Set down each entry exactly as given; pictures should not appear in the copy.

* START Material to process *

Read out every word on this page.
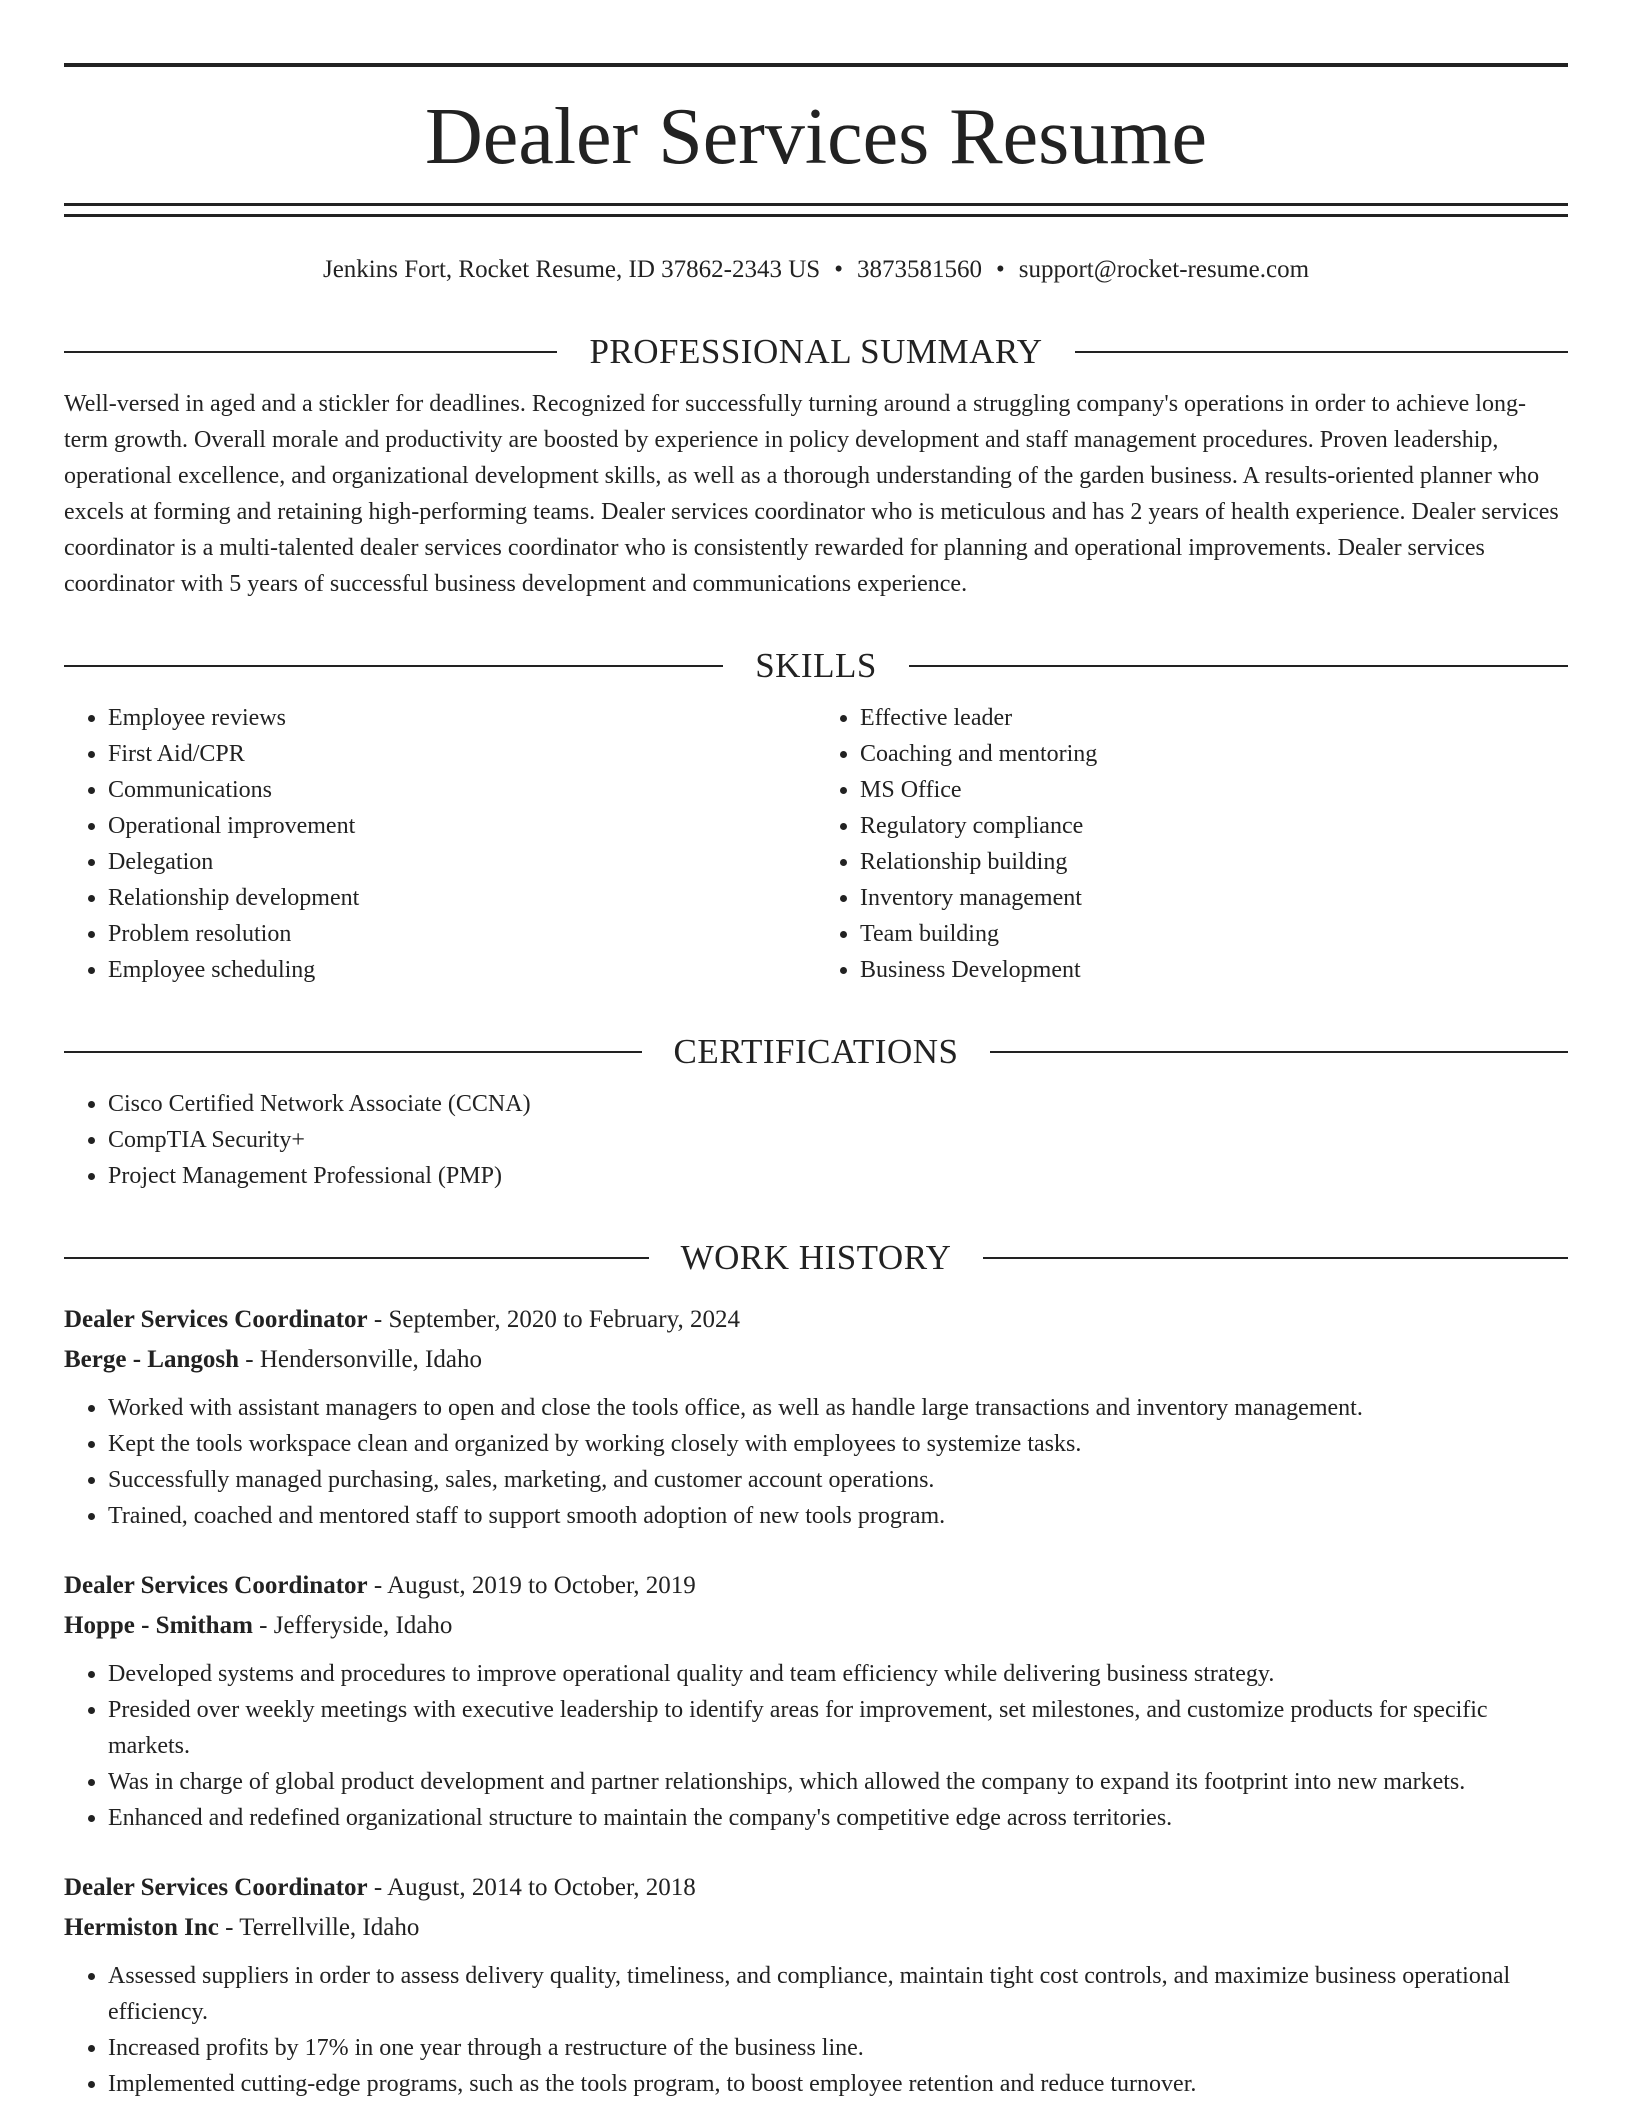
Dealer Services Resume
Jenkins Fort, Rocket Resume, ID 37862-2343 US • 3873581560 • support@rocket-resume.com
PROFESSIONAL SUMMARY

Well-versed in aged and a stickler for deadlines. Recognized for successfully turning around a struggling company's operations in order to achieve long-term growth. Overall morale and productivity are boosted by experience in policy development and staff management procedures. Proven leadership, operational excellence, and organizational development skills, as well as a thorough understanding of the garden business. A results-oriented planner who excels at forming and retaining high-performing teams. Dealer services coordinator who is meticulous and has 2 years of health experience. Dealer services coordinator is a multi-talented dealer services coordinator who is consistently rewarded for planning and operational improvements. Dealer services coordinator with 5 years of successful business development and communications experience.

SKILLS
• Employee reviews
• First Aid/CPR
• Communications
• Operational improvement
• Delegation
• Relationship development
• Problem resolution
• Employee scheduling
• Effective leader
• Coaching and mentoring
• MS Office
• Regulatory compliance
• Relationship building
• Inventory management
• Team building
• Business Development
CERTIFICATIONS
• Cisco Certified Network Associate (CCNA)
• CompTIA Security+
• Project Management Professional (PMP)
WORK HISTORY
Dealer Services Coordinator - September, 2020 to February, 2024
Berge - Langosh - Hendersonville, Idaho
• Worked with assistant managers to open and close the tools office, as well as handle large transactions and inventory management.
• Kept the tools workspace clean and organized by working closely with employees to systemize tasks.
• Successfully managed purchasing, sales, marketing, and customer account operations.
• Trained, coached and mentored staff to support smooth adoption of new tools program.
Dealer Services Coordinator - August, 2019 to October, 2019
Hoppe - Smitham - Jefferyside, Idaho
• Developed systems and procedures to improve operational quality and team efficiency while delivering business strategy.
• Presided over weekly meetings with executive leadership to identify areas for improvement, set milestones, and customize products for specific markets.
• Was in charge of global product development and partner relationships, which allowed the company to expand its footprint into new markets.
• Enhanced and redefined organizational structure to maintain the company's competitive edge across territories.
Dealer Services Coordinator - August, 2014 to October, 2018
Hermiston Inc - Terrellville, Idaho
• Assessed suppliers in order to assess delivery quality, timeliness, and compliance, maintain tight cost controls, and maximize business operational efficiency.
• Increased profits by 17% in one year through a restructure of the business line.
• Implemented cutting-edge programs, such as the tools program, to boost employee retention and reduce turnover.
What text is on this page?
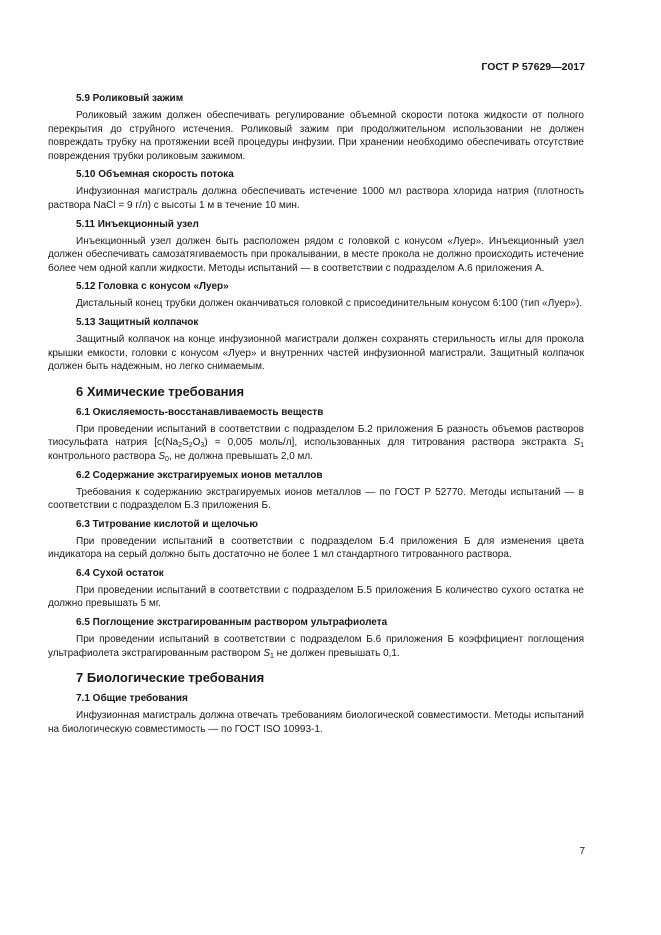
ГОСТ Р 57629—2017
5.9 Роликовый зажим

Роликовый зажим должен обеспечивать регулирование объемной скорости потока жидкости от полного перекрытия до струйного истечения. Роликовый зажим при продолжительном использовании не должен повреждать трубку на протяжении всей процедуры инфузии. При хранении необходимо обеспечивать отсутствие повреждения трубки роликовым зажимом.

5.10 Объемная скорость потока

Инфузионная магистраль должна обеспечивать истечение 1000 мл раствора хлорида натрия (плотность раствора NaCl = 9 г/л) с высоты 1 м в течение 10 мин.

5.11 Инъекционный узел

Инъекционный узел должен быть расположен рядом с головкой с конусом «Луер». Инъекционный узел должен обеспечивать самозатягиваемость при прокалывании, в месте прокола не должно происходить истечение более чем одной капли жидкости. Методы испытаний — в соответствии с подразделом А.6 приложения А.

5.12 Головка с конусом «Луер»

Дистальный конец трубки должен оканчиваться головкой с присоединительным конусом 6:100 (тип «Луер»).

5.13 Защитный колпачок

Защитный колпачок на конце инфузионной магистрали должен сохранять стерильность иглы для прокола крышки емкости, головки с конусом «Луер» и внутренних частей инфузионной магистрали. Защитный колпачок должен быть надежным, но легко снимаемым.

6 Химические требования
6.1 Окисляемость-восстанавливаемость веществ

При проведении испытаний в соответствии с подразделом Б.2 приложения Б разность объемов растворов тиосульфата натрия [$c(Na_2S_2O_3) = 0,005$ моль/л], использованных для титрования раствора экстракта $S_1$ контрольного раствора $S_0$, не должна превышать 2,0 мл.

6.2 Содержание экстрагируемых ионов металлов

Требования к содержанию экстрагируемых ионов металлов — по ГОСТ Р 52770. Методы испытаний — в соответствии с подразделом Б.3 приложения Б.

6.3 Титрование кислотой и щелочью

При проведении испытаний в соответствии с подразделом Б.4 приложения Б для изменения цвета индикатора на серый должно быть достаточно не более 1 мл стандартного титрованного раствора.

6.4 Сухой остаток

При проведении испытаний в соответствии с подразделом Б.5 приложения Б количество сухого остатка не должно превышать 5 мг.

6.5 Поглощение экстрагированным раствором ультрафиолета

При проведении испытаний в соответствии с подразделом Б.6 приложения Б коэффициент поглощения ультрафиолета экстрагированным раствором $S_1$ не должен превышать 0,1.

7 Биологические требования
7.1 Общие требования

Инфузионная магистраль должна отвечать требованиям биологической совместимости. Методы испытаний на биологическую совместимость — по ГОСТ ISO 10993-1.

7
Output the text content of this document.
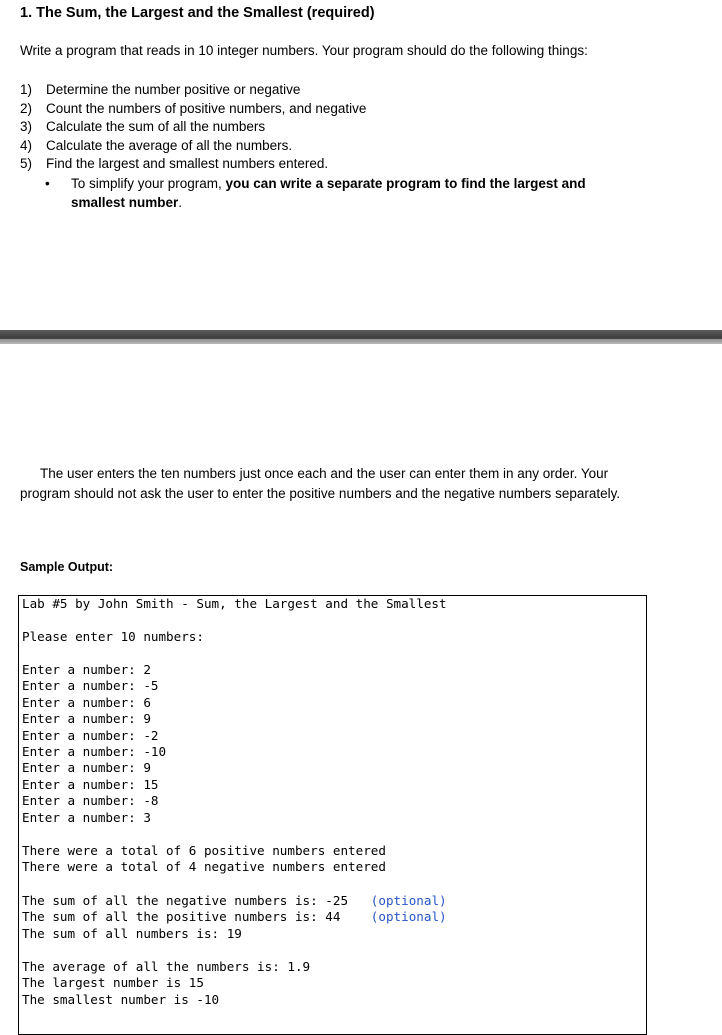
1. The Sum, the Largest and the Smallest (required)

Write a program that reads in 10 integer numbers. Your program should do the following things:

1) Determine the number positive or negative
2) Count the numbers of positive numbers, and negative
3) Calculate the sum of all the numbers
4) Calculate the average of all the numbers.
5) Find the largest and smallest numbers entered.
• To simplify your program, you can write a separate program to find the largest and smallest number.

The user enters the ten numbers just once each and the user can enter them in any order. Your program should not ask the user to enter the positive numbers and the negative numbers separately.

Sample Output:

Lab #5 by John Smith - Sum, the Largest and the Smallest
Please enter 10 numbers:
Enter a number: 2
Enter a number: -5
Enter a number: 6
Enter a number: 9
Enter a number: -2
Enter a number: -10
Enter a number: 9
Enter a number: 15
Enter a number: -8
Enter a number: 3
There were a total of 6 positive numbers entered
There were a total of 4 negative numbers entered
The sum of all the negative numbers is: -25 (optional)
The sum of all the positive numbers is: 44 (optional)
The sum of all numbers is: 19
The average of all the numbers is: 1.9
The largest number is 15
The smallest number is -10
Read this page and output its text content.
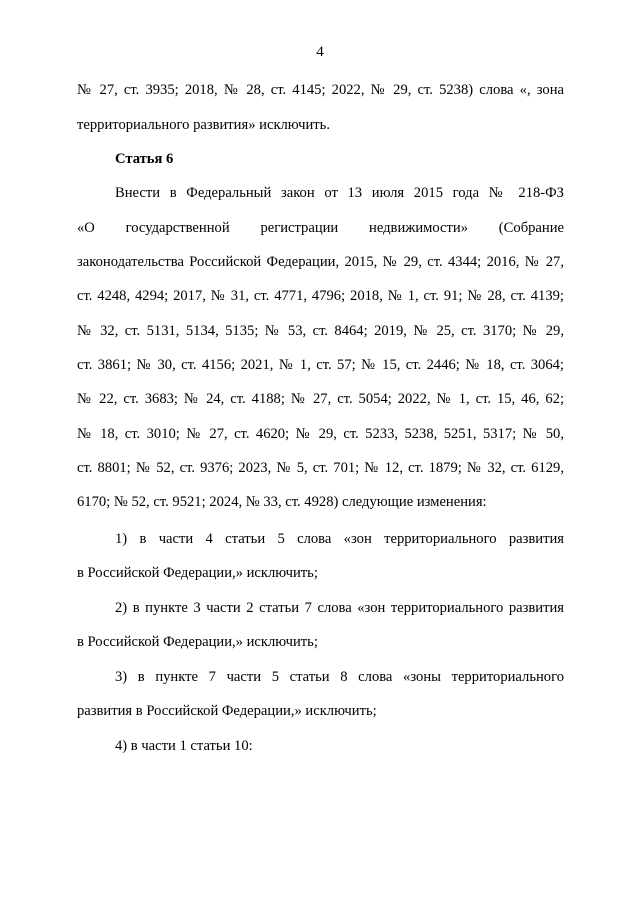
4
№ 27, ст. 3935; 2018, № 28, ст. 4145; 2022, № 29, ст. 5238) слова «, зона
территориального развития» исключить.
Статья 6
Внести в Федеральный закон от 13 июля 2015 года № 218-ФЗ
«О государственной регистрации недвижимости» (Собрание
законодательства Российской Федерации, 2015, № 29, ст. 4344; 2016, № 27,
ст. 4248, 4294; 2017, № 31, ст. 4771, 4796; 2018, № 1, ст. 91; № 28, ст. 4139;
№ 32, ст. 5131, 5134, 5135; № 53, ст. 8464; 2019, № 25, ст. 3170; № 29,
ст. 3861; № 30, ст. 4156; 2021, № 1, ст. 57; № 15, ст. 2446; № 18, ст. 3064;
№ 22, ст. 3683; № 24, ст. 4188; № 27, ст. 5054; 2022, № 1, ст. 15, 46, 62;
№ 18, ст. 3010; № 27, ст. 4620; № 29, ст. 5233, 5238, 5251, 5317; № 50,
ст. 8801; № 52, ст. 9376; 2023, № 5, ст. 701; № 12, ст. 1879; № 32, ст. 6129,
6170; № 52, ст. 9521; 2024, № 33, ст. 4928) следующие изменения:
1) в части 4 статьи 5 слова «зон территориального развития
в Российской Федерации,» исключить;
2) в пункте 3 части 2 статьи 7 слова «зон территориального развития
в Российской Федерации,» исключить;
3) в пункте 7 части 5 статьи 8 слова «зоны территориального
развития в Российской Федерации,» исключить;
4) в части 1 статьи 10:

* END Material to process *

[Expected answer]
Read out every word on this page.
Dealer Services Resume
Jenkins Fort, Rocket Resume, ID 37862-2343 US • 3873581560 • support@rocket-resume.com
PROFESSIONAL SUMMARY

Well-versed in aged and a stickler for deadlines. Recognized for successfully turning around a struggling company's operations in order to achieve long-term growth. Overall morale and productivity are boosted by experience in policy development and staff management procedures. Proven leadership, operational excellence, and organizational development skills, as well as a thorough understanding of the garden business. A results-oriented planner who excels at forming and retaining high-performing teams. Dealer services coordinator who is meticulous and has 2 years of health experience. Dealer services coordinator is a multi-talented dealer services coordinator who is consistently rewarded for planning and operational improvements. Dealer services coordinator with 5 years of successful business development and communications experience.

SKILLS
• Employee reviews
• First Aid/CPR
• Communications
• Operational improvement
• Delegation
• Relationship development
• Problem resolution
• Employee scheduling
• Effective leader
• Coaching and mentoring
• MS Office
• Regulatory compliance
• Relationship building
• Inventory management
• Team building
• Business Development
CERTIFICATIONS
• Cisco Certified Network Associate (CCNA)
• CompTIA Security+
• Project Management Professional (PMP)
WORK HISTORY
Dealer Services Coordinator - September, 2020 to February, 2024
Berge - Langosh - Hendersonville, Idaho
• Worked with assistant managers to open and close the tools office, as well as handle large transactions and inventory management.
• Kept the tools workspace clean and organized by working closely with employees to systemize tasks.
• Successfully managed purchasing, sales, marketing, and customer account operations.
• Trained, coached and mentored staff to support smooth adoption of new tools program.
Dealer Services Coordinator - August, 2019 to October, 2019
Hoppe - Smitham - Jefferyside, Idaho
• Developed systems and procedures to improve operational quality and team efficiency while delivering business strategy.
• Presided over weekly meetings with executive leadership to identify areas for improvement, set milestones, and customize products for specific markets.
• Was in charge of global product development and partner relationships, which allowed the company to expand its footprint into new markets.
• Enhanced and redefined organizational structure to maintain the company's competitive edge across territories.
Dealer Services Coordinator - August, 2014 to October, 2018
Hermiston Inc - Terrellville, Idaho
• Assessed suppliers in order to assess delivery quality, timeliness, and compliance, maintain tight cost controls, and maximize business operational efficiency.
• Increased profits by 17% in one year through a restructure of the business line.
• Implemented cutting-edge programs, such as the tools program, to boost employee retention and reduce turnover.
What text is on this page?
ГОСТ Р 57629—2017
5.9 Роликовый зажим

Роликовый зажим должен обеспечивать регулирование объемной скорости потока жидкости от полного перекрытия до струйного истечения. Роликовый зажим при продолжительном использовании не должен повреждать трубку на протяжении всей процедуры инфузии. При хранении необходимо обеспечивать отсутствие повреждения трубки роликовым зажимом.

5.10 Объемная скорость потока

Инфузионная магистраль должна обеспечивать истечение 1000 мл раствора хлорида натрия (плотность раствора NaCl = 9 г/л) с высоты 1 м в течение 10 мин.

5.11 Инъекционный узел

Инъекционный узел должен быть расположен рядом с головкой с конусом «Луер». Инъекционный узел должен обеспечивать самозатягиваемость при прокалывании, в месте прокола не должно происходить истечение более чем одной капли жидкости. Методы испытаний — в соответствии с подразделом А.6 приложения А.

5.12 Головка с конусом «Луер»

Дистальный конец трубки должен оканчиваться головкой с присоединительным конусом 6:100 (тип «Луер»).

5.13 Защитный колпачок

Защитный колпачок на конце инфузионной магистрали должен сохранять стерильность иглы для прокола крышки емкости, головки с конусом «Луер» и внутренних частей инфузионной магистрали. Защитный колпачок должен быть надежным, но легко снимаемым.

6 Химические требования
6.1 Окисляемость-восстанавливаемость веществ

При проведении испытаний в соответствии с подразделом Б.2 приложения Б разность объемов растворов тиосульфата натрия [$c(Na_2S_2O_3) = 0,005$ моль/л], использованных для титрования раствора экстракта $S_1$ контрольного раствора $S_0$, не должна превышать 2,0 мл.

6.2 Содержание экстрагируемых ионов металлов

Требования к содержанию экстрагируемых ионов металлов — по ГОСТ Р 52770. Методы испытаний — в соответствии с подразделом Б.3 приложения Б.

6.3 Титрование кислотой и щелочью

При проведении испытаний в соответствии с подразделом Б.4 приложения Б для изменения цвета индикатора на серый должно быть достаточно не более 1 мл стандартного титрованного раствора.

6.4 Сухой остаток

При проведении испытаний в соответствии с подразделом Б.5 приложения Б количество сухого остатка не должно превышать 5 мг.

6.5 Поглощение экстрагированным раствором ультрафиолета

При проведении испытаний в соответствии с подразделом Б.6 приложения Б коэффициент поглощения ультрафиолета экстрагированным раствором $S_1$ не должен превышать 0,1.

7 Биологические требования
7.1 Общие требования

Инфузионная магистраль должна отвечать требованиям биологической совместимости. Методы испытаний на биологическую совместимость — по ГОСТ ISO 10993-1.

7
Output the text content of this document.
1. The Sum, the Largest and the Smallest (required)

Write a program that reads in 10 integer numbers. Your program should do the following things:

1) Determine the number positive or negative
2) Count the numbers of positive numbers, and negative
3) Calculate the sum of all the numbers
4) Calculate the average of all the numbers.
5) Find the largest and smallest numbers entered.
• To simplify your program, you can write a separate program to find the largest and smallest number.

The user enters the ten numbers just once each and the user can enter them in any order. Your program should not ask the user to enter the positive numbers and the negative numbers separately.

Sample Output:

Lab #5 by John Smith - Sum, the Largest and the Smallest
Please enter 10 numbers:
Enter a number: 2
Enter a number: -5
Enter a number: 6
Enter a number: 9
Enter a number: -2
Enter a number: -10
Enter a number: 9
Enter a number: 15
Enter a number: -8
Enter a number: 3
There were a total of 6 positive numbers entered
There were a total of 4 negative numbers entered
The sum of all the negative numbers is: -25 (optional)
The sum of all the positive numbers is: 44 (optional)
The sum of all numbers is: 19
The average of all the numbers is: 1.9
The largest number is 15
The smallest number is -10
Read this page and output its text content.
4
№ 27, ст. 3935; 2018, № 28, ст. 4145; 2022, № 29, ст. 5238) слова «, зона
территориального развития» исключить.
Статья 6
Внести в Федеральный закон от 13 июля 2015 года № 218-ФЗ
«О государственной регистрации недвижимости» (Собрание
законодательства Российской Федерации, 2015, № 29, ст. 4344; 2016, № 27,
ст. 4248, 4294; 2017, № 31, ст. 4771, 4796; 2018, № 1, ст. 91; № 28, ст. 4139;
№ 32, ст. 5131, 5134, 5135; № 53, ст. 8464; 2019, № 25, ст. 3170; № 29,
ст. 3861; № 30, ст. 4156; 2021, № 1, ст. 57; № 15, ст. 2446; № 18, ст. 3064;
№ 22, ст. 3683; № 24, ст. 4188; № 27, ст. 5054; 2022, № 1, ст. 15, 46, 62;
№ 18, ст. 3010; № 27, ст. 4620; № 29, ст. 5233, 5238, 5251, 5317; № 50,
ст. 8801; № 52, ст. 9376; 2023, № 5, ст. 701; № 12, ст. 1879; № 32, ст. 6129,
6170; № 52, ст. 9521; 2024, № 33, ст. 4928) следующие изменения:
1) в части 4 статьи 5 слова «зон территориального развития
в Российской Федерации,» исключить;
2) в пункте 3 части 2 статьи 7 слова «зон территориального развития
в Российской Федерации,» исключить;
3) в пункте 7 части 5 статьи 8 слова «зоны территориального
развития в Российской Федерации,» исключить;
4) в части 1 статьи 10:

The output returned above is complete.